**Work to be completed:** Take every line where the string "sobre" appears and copy it.

**** Record excerpts

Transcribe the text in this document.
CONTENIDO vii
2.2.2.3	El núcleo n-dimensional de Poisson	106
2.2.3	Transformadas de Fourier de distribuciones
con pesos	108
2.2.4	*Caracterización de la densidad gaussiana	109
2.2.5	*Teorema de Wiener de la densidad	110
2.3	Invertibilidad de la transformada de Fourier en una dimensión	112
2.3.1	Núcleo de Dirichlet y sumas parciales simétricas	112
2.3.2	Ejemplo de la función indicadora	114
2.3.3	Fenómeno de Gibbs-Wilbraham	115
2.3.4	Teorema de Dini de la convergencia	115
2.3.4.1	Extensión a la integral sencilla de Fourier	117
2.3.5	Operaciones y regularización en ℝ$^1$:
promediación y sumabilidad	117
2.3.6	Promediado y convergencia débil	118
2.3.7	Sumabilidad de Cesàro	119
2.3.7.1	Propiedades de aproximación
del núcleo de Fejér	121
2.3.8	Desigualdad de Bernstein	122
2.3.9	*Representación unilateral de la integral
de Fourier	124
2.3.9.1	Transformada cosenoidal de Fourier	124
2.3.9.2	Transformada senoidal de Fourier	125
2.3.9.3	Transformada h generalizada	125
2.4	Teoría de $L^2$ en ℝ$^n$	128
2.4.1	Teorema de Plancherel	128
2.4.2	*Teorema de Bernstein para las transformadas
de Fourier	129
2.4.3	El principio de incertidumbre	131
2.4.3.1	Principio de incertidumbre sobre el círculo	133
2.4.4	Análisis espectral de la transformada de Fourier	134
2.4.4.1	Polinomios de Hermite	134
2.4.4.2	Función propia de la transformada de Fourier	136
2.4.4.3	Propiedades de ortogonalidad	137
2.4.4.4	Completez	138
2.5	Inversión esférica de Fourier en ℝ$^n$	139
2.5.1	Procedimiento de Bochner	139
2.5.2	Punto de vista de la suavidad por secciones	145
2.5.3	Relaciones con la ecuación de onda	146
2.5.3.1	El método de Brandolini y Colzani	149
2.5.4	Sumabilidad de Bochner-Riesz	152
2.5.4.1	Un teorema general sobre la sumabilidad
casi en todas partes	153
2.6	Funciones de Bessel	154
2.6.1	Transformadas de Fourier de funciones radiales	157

********

**Answer:**
2.4.3.1	Principio de incertidumbre sobre el círculo	133
2.5.4.1	Un teorema general sobre la sumabilidad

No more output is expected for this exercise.